MATERIAL SUPPLIED.
'''

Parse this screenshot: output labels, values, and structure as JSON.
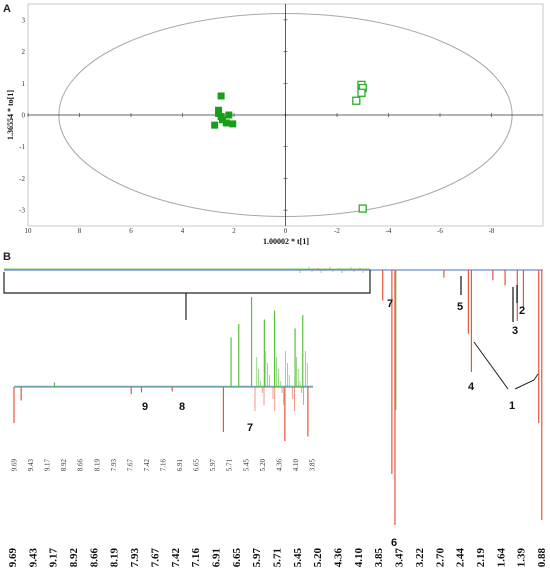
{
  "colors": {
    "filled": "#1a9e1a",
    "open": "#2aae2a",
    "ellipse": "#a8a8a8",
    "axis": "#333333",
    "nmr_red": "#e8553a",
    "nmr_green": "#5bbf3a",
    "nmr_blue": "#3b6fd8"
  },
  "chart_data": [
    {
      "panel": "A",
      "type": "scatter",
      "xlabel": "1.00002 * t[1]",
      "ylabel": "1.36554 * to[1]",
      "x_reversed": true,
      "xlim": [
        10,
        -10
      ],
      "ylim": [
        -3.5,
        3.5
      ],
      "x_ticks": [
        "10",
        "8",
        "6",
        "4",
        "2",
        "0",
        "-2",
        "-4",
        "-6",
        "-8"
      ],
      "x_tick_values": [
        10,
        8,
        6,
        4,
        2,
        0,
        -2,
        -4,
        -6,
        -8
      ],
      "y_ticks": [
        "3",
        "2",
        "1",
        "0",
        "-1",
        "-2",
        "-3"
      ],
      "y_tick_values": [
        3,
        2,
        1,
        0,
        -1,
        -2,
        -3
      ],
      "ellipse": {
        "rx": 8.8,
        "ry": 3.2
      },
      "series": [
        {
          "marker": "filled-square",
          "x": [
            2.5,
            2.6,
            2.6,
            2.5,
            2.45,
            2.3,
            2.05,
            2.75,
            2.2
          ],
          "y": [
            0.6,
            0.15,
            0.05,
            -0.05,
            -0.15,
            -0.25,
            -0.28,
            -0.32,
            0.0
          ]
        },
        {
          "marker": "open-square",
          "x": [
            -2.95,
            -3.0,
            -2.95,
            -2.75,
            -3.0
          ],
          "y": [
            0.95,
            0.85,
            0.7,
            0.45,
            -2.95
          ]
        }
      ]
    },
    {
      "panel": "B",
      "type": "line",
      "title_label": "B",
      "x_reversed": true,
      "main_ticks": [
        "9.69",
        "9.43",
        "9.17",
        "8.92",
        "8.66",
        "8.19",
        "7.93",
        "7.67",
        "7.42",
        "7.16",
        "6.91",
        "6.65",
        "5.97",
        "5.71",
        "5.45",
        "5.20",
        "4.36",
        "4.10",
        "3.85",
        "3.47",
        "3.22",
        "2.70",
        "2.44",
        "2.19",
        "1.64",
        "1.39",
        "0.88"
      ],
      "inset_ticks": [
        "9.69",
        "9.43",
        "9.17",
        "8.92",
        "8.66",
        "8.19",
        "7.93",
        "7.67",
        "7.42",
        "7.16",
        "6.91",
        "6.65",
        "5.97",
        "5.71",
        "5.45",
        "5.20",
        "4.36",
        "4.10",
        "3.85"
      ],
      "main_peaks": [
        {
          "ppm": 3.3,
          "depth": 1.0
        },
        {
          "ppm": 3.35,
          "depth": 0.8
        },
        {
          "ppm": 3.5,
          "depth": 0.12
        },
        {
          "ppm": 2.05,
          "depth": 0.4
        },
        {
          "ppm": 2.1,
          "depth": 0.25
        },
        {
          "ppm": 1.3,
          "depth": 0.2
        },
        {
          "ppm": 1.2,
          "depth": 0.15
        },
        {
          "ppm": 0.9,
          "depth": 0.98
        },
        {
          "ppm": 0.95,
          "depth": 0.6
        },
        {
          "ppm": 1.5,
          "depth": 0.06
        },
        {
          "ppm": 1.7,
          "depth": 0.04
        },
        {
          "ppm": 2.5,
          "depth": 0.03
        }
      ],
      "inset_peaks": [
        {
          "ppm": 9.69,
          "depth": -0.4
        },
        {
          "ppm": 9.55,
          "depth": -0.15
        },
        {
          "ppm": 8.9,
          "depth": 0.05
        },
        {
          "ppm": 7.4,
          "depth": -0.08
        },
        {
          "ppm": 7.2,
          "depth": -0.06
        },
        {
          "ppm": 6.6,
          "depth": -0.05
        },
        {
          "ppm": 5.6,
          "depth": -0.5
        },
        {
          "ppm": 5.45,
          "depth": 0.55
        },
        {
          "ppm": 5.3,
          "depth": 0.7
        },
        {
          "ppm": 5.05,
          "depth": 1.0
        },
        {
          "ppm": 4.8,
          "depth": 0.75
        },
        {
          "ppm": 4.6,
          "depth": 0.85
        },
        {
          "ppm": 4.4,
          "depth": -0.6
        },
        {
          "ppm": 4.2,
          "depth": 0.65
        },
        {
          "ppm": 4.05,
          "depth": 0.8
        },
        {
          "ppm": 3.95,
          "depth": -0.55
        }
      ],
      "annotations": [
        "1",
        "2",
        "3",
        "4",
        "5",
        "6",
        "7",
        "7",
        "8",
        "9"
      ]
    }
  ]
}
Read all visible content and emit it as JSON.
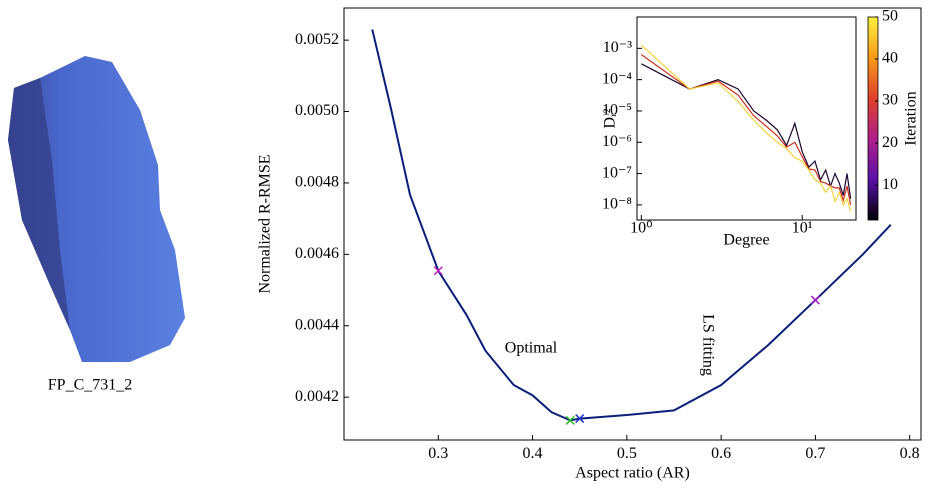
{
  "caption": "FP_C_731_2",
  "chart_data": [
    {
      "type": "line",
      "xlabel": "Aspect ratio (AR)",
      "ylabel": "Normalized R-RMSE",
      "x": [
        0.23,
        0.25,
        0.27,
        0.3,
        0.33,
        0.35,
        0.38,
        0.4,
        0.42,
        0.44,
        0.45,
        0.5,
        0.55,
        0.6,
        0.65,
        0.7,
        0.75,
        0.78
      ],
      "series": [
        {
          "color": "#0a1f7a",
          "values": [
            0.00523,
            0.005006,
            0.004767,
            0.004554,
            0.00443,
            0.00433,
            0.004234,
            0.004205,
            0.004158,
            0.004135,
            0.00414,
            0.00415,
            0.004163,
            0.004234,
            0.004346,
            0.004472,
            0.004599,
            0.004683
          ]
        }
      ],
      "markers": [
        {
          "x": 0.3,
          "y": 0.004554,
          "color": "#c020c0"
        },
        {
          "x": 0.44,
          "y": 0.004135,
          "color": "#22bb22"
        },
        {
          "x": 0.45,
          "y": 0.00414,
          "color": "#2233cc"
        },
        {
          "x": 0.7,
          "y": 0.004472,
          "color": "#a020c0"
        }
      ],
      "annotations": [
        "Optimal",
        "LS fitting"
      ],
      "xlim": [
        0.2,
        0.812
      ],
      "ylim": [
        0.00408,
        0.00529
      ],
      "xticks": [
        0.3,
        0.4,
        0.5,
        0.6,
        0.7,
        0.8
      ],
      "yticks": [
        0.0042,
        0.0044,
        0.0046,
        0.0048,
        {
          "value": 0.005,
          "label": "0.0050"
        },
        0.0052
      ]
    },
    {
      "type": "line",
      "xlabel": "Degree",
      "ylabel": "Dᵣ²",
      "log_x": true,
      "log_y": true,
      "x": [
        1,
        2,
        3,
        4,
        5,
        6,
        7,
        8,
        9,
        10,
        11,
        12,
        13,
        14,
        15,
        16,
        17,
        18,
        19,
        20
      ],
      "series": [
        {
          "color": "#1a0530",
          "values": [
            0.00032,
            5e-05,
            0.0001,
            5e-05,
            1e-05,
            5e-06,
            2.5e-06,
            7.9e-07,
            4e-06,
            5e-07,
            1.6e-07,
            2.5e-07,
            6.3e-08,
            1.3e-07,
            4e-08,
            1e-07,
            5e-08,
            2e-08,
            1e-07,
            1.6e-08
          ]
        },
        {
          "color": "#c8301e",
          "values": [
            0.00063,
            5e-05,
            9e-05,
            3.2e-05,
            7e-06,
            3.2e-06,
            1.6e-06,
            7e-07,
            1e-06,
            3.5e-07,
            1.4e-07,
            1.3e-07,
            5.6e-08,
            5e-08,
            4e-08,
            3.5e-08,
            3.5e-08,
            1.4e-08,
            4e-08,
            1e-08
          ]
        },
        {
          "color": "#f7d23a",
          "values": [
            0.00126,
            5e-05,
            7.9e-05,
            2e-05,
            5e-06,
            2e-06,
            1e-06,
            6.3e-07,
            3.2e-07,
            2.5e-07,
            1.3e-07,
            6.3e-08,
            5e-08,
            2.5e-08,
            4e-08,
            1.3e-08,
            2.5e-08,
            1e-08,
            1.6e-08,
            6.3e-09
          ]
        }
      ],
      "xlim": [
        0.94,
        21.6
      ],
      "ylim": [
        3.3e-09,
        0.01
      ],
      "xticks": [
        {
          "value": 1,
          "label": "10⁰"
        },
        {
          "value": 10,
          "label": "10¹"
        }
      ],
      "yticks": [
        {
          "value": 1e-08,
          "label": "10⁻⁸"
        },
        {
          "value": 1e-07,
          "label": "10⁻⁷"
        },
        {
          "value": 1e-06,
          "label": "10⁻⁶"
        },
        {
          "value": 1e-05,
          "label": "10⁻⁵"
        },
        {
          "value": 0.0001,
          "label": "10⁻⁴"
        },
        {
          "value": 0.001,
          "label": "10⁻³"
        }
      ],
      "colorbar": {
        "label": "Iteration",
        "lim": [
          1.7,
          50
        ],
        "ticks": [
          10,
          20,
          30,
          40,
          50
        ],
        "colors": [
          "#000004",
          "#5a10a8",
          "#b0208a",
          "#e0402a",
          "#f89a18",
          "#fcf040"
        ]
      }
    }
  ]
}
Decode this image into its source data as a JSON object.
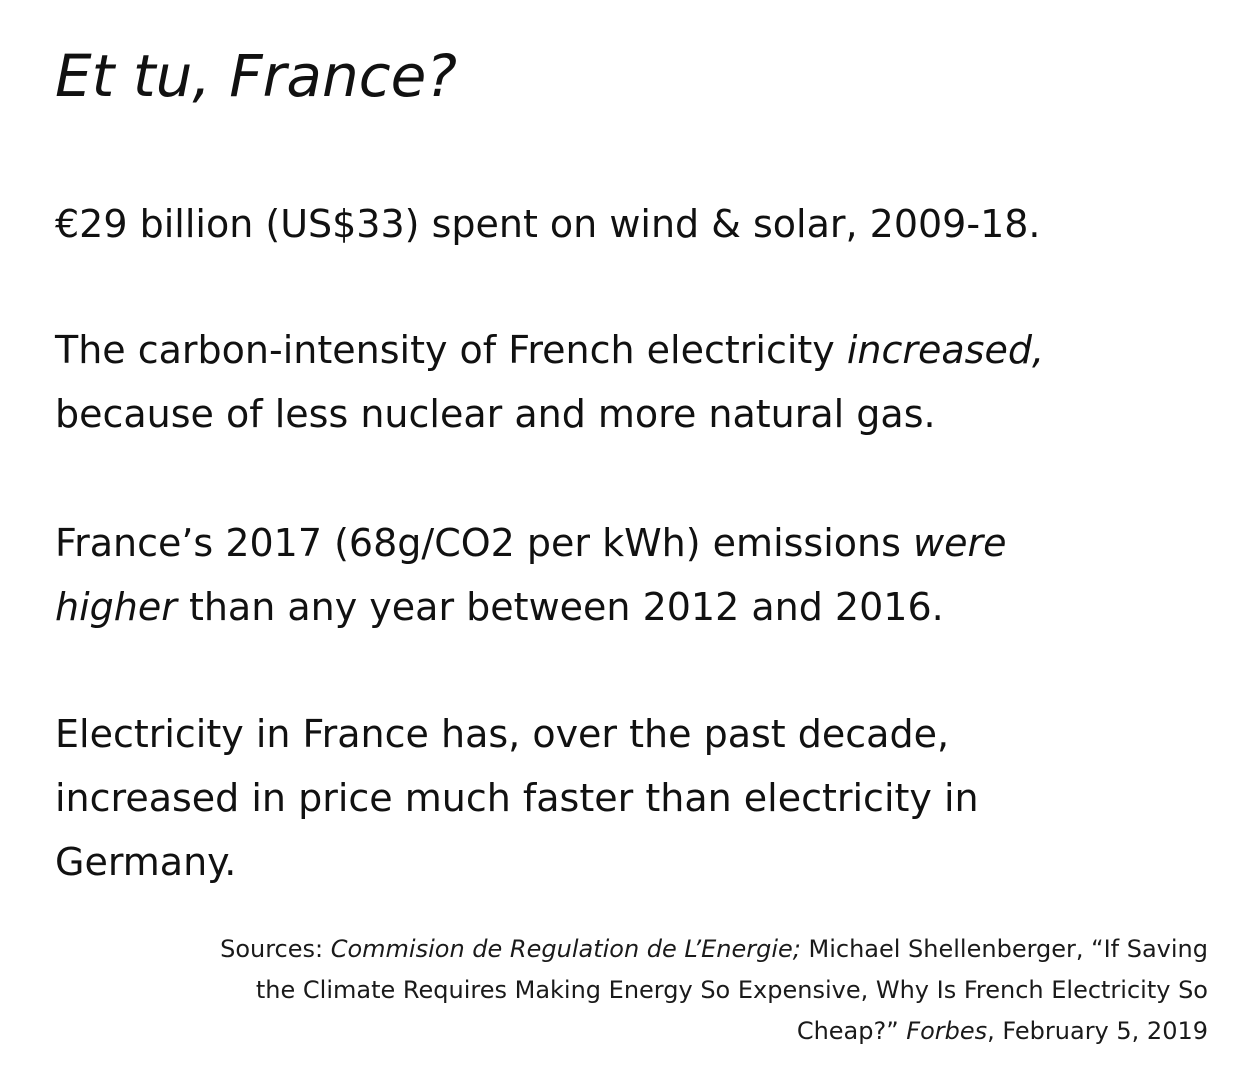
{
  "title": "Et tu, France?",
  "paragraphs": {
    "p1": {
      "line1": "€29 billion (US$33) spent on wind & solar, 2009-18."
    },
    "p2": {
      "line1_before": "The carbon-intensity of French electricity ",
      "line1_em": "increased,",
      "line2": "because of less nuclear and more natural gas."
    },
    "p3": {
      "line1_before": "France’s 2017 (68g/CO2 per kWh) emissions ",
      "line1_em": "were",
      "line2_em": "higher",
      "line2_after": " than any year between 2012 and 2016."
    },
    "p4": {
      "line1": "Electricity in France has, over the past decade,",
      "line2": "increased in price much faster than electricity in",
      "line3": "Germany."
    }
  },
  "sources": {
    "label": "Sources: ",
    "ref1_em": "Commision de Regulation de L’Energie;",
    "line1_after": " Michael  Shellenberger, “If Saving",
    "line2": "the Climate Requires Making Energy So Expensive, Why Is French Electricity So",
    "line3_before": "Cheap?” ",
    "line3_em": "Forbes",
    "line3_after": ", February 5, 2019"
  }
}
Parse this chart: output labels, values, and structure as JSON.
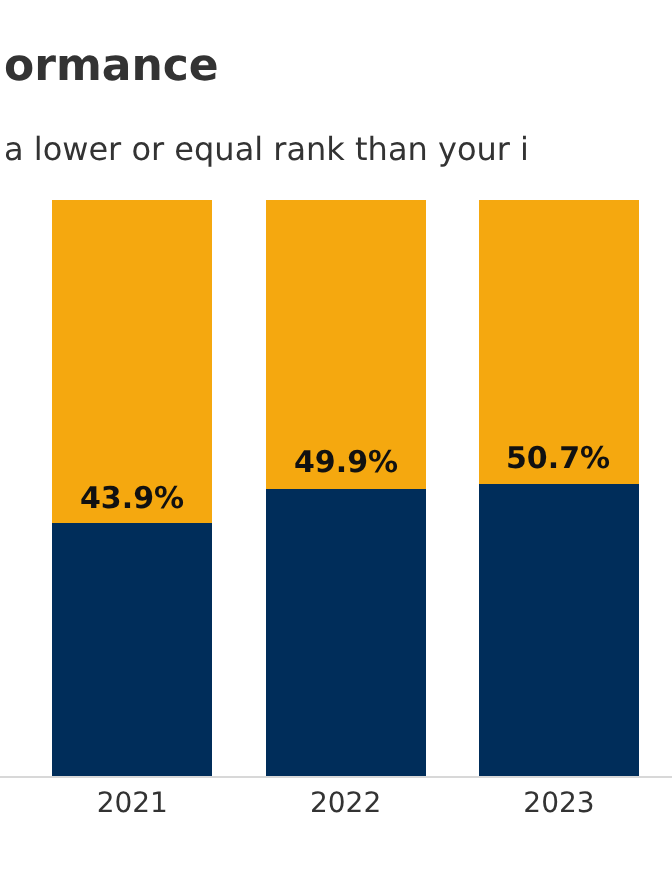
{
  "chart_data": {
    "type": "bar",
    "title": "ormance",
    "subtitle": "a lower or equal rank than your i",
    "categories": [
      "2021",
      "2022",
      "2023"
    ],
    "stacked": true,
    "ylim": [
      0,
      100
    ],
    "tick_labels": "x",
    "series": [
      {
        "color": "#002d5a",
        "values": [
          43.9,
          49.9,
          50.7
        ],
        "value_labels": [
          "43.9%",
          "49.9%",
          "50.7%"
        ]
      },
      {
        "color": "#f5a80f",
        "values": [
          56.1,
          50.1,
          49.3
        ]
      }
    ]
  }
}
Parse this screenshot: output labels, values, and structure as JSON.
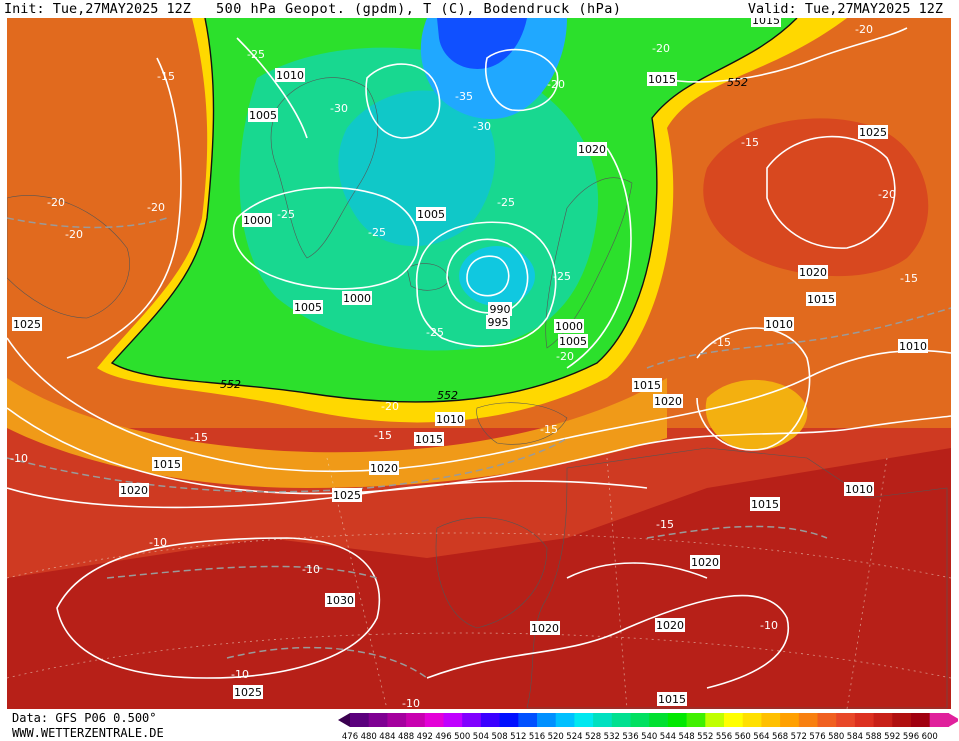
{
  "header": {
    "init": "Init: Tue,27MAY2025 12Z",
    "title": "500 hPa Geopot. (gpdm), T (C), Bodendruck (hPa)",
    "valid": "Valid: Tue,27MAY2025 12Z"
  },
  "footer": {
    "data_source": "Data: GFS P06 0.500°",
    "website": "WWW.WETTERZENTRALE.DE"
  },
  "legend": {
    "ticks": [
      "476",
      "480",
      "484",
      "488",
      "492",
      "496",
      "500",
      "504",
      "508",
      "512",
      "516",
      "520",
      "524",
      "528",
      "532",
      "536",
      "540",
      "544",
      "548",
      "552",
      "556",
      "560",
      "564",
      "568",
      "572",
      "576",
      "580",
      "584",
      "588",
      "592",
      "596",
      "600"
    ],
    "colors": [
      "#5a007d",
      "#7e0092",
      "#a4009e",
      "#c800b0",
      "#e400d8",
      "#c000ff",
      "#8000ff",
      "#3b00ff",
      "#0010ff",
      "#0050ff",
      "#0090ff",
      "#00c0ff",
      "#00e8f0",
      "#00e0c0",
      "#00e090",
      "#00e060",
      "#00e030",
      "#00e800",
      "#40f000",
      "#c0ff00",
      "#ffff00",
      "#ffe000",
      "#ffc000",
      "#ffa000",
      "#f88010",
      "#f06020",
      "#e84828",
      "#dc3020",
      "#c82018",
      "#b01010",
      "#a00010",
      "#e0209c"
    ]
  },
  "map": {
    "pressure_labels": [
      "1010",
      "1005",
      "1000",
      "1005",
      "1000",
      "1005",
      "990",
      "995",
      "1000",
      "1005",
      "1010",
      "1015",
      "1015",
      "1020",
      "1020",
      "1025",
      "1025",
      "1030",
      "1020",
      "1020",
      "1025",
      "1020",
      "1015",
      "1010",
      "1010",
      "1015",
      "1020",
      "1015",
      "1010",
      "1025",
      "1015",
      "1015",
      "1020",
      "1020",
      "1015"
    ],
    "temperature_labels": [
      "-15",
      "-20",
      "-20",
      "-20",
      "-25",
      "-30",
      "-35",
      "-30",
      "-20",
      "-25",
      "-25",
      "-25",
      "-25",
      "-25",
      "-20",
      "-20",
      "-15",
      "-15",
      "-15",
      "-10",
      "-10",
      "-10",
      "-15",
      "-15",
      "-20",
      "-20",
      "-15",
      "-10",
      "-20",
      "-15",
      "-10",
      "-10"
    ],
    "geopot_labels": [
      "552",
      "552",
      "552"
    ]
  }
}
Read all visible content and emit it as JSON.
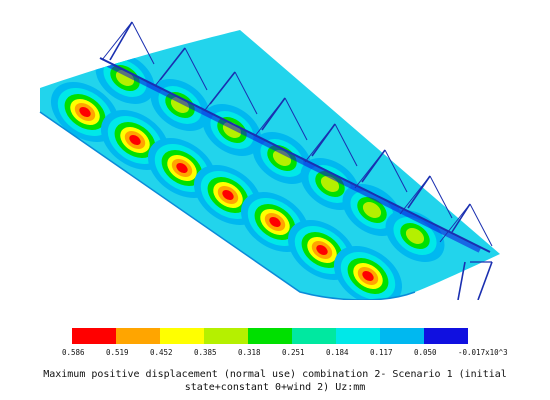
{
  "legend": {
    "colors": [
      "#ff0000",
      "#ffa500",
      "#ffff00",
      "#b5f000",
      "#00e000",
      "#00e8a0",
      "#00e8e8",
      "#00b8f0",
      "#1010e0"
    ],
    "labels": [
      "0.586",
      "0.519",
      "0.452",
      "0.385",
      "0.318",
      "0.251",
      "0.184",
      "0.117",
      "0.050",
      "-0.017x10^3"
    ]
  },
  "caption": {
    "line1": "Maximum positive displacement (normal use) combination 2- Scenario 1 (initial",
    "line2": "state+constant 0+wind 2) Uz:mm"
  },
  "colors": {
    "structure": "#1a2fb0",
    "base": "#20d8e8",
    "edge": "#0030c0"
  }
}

'''

How many of the lines above contain the string "ylabel"? Give the number only.

3